__What this task involves__.
Pull out every line with the word "della".

__Exercise material__.
● ● ● ● ● ● ●
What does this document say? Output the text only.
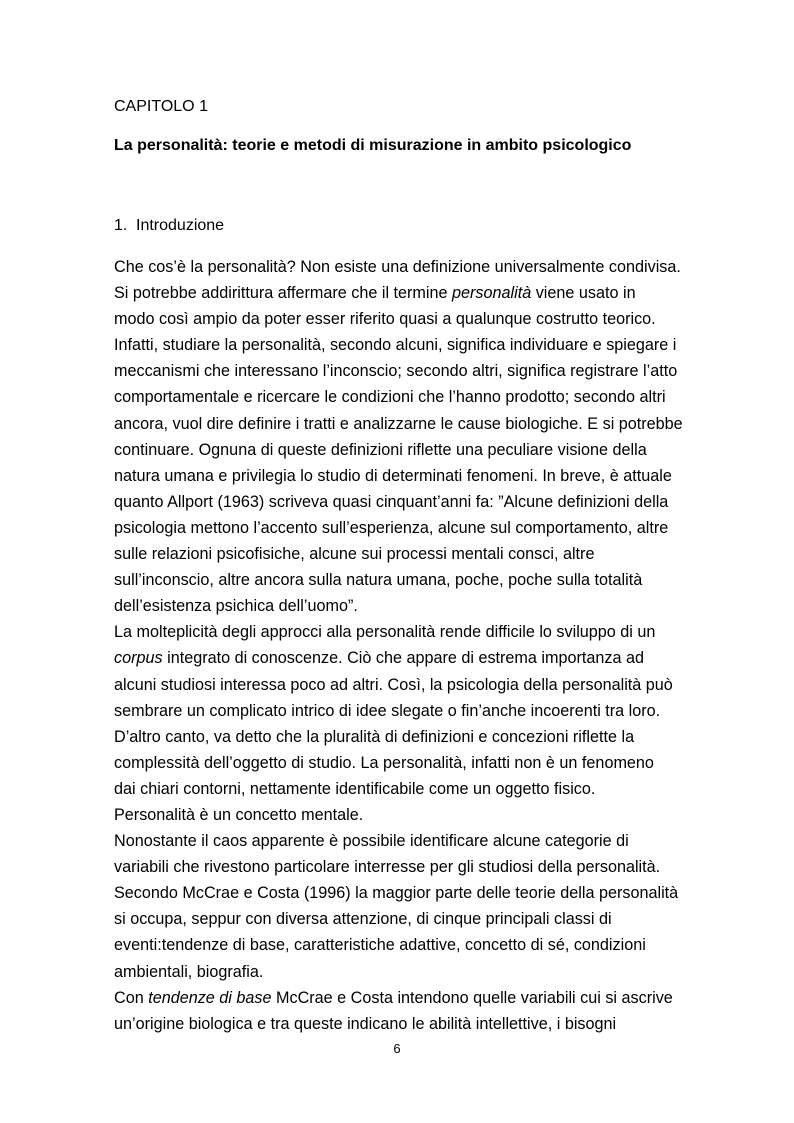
CAPITOLO 1
La personalità: teorie e metodi di misurazione in ambito psicologico
1. Introduzione
Che cos’è la personalità? Non esiste una definizione universalmente condivisa.
Si potrebbe addirittura affermare che il termine personalità viene usato in
modo così ampio da poter esser riferito quasi a qualunque costrutto teorico.
Infatti, studiare la personalità, secondo alcuni, significa individuare e spiegare i
meccanismi che interessano l’inconscio; secondo altri, significa registrare l’atto
comportamentale e ricercare le condizioni che l’hanno prodotto; secondo altri
ancora, vuol dire definire i tratti e analizzarne le cause biologiche. E si potrebbe
continuare. Ognuna di queste definizioni riflette una peculiare visione della
natura umana e privilegia lo studio di determinati fenomeni. In breve, è attuale
quanto Allport (1963) scriveva quasi cinquant’anni fa: ”Alcune definizioni della
psicologia mettono l’accento sull’esperienza, alcune sul comportamento, altre
sulle relazioni psicofisiche, alcune sui processi mentali consci, altre
sull’inconscio, altre ancora sulla natura umana, poche, poche sulla totalità
dell’esistenza psichica dell’uomo”.
La molteplicità degli approcci alla personalità rende difficile lo sviluppo di un
corpus integrato di conoscenze. Ciò che appare di estrema importanza ad
alcuni studiosi interessa poco ad altri. Così, la psicologia della personalità può
sembrare un complicato intrico di idee slegate o fin’anche incoerenti tra loro.
D’altro canto, va detto che la pluralità di definizioni e concezioni riflette la
complessità dell’oggetto di studio. La personalità, infatti non è un fenomeno
dai chiari contorni, nettamente identificabile come un oggetto fisico.
Personalità è un concetto mentale.
Nonostante il caos apparente è possibile identificare alcune categorie di
variabili che rivestono particolare interresse per gli studiosi della personalità.
Secondo McCrae e Costa (1996) la maggior parte delle teorie della personalità
si occupa, seppur con diversa attenzione, di cinque principali classi di
eventi:tendenze di base, caratteristiche adattive, concetto di sé, condizioni
ambientali, biografia.
Con tendenze di base McCrae e Costa intendono quelle variabili cui si ascrive
un’origine biologica e tra queste indicano le abilità intellettive, i bisogni
6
● ● ● ● ● ● ●
__Reply to the task__.
continuare. Ognuna di queste definizioni riflette una peculiare visione della
quanto Allport (1963) scriveva quasi cinquant’anni fa: ”Alcune definizioni della
alcuni studiosi interessa poco ad altri. Così, la psicologia della personalità può
variabili che rivestono particolare interresse per gli studiosi della personalità.
Secondo McCrae e Costa (1996) la maggior parte delle teorie della personalità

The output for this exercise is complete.